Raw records
_ _ _ _ _ _ _
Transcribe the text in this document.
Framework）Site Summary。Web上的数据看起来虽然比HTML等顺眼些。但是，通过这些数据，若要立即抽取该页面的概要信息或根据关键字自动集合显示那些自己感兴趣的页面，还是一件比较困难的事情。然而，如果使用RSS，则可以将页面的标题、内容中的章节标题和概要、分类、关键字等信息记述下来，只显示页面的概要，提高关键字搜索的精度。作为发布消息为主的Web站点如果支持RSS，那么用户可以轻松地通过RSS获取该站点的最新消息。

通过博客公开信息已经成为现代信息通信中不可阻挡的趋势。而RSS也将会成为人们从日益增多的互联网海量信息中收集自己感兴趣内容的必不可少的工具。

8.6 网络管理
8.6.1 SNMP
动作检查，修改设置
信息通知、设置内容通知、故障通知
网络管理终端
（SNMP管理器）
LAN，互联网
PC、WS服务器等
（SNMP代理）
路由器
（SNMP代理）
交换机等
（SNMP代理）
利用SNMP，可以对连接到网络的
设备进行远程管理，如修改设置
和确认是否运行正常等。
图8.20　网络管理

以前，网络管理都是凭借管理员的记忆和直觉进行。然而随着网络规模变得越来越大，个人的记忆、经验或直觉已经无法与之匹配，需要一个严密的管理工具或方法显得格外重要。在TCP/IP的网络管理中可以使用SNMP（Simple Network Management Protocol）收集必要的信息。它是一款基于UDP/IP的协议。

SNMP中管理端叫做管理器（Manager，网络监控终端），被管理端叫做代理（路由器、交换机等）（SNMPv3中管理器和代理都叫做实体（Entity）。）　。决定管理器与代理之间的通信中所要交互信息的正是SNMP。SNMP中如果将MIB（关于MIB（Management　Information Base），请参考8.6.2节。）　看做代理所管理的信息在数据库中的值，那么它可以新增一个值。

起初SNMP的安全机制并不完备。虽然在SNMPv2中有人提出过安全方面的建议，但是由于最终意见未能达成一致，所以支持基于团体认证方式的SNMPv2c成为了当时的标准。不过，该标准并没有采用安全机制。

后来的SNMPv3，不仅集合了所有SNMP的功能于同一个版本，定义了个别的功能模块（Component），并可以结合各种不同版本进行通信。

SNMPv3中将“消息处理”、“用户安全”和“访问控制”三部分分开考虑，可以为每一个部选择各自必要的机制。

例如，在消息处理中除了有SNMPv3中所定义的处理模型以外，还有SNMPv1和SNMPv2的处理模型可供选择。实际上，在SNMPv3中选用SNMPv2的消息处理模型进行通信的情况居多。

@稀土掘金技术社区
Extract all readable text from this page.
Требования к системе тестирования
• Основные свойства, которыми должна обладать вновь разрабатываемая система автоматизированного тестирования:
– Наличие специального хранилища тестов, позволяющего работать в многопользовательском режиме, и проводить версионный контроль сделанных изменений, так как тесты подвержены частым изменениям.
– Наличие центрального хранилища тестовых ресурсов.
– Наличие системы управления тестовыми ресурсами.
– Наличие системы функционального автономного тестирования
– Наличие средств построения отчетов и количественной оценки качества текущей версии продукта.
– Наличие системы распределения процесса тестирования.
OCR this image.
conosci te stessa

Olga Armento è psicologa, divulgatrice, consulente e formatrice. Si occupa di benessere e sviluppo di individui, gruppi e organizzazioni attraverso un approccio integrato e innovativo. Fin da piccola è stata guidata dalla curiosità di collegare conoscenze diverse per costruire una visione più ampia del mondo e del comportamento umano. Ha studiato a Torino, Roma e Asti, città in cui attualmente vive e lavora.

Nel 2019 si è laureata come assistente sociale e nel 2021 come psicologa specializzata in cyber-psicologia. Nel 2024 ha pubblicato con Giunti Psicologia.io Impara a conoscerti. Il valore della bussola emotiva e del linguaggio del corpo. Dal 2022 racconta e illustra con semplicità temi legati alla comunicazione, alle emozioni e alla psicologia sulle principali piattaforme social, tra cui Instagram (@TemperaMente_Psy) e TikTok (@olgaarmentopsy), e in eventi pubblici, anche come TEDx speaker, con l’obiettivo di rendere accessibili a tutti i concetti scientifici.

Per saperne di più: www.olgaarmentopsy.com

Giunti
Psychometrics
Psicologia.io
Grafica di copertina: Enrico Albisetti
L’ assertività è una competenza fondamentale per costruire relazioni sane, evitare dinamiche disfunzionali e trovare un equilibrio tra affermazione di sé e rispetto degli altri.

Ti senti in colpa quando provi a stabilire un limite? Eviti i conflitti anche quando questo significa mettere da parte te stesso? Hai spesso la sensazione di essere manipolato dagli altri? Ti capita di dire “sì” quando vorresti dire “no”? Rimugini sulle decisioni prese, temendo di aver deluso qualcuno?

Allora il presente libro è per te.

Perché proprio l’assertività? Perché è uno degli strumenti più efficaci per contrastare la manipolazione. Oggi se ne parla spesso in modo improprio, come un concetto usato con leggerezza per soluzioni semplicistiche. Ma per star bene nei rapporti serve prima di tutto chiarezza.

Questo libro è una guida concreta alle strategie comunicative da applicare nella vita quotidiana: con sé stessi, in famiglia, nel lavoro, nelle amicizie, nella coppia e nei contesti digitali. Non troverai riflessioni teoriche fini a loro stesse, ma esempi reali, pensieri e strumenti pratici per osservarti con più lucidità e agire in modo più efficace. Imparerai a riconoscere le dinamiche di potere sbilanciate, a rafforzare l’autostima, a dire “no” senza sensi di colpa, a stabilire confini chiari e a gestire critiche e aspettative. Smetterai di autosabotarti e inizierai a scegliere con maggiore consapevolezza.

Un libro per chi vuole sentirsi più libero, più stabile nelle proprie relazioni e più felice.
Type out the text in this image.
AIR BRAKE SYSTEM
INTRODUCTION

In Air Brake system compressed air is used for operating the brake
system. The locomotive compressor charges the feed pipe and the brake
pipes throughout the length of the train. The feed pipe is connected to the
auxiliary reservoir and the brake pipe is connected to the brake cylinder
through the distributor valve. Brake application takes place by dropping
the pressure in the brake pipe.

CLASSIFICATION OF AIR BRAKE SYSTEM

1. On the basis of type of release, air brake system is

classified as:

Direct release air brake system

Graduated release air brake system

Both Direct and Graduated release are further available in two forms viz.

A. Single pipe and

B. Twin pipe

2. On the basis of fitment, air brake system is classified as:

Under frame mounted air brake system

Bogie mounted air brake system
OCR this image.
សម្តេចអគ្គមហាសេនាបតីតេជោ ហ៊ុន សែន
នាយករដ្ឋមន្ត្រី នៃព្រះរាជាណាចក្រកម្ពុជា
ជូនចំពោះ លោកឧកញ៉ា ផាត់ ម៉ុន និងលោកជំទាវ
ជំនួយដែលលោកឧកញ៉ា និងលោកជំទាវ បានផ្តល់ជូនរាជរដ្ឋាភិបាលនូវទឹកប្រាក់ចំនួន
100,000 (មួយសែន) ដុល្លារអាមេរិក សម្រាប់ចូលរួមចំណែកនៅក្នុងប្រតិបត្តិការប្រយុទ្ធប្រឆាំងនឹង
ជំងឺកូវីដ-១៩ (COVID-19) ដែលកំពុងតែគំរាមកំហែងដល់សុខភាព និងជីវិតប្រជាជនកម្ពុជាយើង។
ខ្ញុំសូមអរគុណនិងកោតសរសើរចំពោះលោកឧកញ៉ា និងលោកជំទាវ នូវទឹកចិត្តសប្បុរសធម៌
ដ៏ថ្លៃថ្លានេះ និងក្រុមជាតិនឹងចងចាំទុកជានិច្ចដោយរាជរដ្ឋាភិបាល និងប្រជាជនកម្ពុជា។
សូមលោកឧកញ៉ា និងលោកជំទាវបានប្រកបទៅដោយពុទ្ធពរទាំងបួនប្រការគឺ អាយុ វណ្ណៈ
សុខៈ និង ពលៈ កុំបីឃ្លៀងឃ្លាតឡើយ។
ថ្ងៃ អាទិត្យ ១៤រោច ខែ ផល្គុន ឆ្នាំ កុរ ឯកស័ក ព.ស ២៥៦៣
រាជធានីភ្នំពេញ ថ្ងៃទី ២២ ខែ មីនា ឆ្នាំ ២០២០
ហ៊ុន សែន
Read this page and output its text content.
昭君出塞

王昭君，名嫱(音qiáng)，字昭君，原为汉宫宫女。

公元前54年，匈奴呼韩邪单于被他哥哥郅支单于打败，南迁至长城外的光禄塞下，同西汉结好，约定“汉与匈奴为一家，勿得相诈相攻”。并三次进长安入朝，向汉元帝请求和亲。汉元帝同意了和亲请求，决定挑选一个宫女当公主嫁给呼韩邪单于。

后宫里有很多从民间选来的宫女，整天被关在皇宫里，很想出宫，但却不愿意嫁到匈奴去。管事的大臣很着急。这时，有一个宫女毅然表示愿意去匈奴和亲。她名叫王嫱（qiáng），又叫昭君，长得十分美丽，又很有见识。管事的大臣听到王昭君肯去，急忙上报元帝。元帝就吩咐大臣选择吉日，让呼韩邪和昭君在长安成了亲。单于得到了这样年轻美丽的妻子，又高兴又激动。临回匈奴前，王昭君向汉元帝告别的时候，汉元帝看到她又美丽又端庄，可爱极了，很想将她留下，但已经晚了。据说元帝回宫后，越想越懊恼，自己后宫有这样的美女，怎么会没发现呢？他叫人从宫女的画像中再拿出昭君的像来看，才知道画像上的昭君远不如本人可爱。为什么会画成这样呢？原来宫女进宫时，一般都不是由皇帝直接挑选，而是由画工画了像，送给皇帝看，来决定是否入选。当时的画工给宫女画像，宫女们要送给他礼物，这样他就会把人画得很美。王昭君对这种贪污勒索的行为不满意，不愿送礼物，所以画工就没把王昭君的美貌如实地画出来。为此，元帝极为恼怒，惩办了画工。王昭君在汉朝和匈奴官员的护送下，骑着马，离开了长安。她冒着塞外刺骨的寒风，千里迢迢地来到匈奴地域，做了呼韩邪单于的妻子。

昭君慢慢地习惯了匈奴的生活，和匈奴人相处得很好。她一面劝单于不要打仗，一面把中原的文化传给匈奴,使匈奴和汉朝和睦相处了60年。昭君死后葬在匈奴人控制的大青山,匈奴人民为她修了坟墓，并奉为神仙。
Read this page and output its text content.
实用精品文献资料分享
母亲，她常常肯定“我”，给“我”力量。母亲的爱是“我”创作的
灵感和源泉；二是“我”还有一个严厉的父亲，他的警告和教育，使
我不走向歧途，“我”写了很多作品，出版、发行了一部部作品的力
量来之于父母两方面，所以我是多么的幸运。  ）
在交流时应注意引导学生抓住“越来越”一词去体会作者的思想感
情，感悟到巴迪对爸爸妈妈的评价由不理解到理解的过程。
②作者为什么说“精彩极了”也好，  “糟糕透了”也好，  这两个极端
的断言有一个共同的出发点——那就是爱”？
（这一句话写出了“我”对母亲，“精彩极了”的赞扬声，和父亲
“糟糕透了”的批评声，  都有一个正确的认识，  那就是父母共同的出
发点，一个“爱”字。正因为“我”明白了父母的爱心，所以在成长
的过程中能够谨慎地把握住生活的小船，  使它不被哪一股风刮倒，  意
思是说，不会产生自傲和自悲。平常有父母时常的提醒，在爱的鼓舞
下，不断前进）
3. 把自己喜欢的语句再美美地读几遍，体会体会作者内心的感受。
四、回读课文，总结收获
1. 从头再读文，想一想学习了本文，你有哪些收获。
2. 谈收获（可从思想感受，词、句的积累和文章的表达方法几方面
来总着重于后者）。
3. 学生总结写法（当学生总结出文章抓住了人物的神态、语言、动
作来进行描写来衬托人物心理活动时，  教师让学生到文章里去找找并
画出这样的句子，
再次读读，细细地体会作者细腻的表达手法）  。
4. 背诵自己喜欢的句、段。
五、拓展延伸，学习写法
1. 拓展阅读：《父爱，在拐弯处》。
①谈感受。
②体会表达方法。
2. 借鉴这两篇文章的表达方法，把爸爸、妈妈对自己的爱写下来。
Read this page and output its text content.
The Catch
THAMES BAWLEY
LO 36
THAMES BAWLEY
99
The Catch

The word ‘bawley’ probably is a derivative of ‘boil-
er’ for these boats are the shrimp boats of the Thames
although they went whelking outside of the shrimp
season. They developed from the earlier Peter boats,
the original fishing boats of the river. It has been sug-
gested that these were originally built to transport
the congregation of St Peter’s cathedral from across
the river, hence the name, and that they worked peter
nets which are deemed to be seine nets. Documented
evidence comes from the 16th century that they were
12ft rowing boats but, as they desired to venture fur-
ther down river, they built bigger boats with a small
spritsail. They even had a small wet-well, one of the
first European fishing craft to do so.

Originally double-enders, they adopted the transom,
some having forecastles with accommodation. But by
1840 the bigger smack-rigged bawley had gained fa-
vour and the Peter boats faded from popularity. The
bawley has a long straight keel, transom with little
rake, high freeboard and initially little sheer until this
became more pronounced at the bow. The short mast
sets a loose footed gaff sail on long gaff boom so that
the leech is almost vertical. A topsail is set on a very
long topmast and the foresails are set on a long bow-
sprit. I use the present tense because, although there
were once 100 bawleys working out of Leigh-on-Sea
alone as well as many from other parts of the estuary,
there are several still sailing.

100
_ _ _ _ _ _ _
◆ What the task asks
Lines from the records above that hold "тестирования" are the ones to list.

◆ Worked solution
Требования к системе тестирования
• Основные свойства, которыми должна обладать вновь разрабатываемая система автоматизированного тестирования:
– Наличие системы функционального автономного тестирования
– Наличие системы распределения процесса тестирования.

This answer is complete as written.